→ AIM OF THE TASK: Will you print the material below without altering a single character?

---

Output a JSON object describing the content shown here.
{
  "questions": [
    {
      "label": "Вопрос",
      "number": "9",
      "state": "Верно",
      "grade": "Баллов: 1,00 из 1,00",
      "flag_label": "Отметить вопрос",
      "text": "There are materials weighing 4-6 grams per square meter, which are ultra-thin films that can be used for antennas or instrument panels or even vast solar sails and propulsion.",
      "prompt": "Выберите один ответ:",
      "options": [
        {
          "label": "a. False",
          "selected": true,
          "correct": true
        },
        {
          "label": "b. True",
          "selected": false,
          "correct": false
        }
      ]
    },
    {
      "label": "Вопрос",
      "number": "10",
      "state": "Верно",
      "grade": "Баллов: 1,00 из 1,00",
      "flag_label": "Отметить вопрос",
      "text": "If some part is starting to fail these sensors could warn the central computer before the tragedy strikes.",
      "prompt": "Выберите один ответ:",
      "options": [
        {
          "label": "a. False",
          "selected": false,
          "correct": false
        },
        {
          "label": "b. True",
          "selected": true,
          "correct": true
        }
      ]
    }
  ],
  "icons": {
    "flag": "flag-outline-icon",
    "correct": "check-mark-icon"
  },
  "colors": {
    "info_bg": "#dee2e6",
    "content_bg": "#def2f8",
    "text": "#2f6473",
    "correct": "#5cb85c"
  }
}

---

→ FINISHED TASK:
Output a JSON object describing the content shown here.
{
  "questions": [
    {
      "label": "Вопрос",
      "number": "9",
      "state": "Верно",
      "grade": "Баллов: 1,00 из 1,00",
      "flag_label": "Отметить вопрос",
      "text": "There are materials weighing 4-6 grams per square meter, which are ultra-thin films that can be used for antennas or instrument panels or even vast solar sails and propulsion.",
      "prompt": "Выберите один ответ:",
      "options": [
        {
          "label": "a. False",
          "selected": true,
          "correct": true
        },
        {
          "label": "b. True",
          "selected": false,
          "correct": false
        }
      ]
    },
    {
      "label": "Вопрос",
      "number": "10",
      "state": "Верно",
      "grade": "Баллов: 1,00 из 1,00",
      "flag_label": "Отметить вопрос",
      "text": "If some part is starting to fail these sensors could warn the central computer before the tragedy strikes.",
      "prompt": "Выберите один ответ:",
      "options": [
        {
          "label": "a. False",
          "selected": false,
          "correct": false
        },
        {
          "label": "b. True",
          "selected": true,
          "correct": true
        }
      ]
    }
  ],
  "icons": {
    "flag": "flag-outline-icon",
    "correct": "check-mark-icon"
  },
  "colors": {
    "info_bg": "#dee2e6",
    "content_bg": "#def2f8",
    "text": "#2f6473",
    "correct": "#5cb85c"
  }
}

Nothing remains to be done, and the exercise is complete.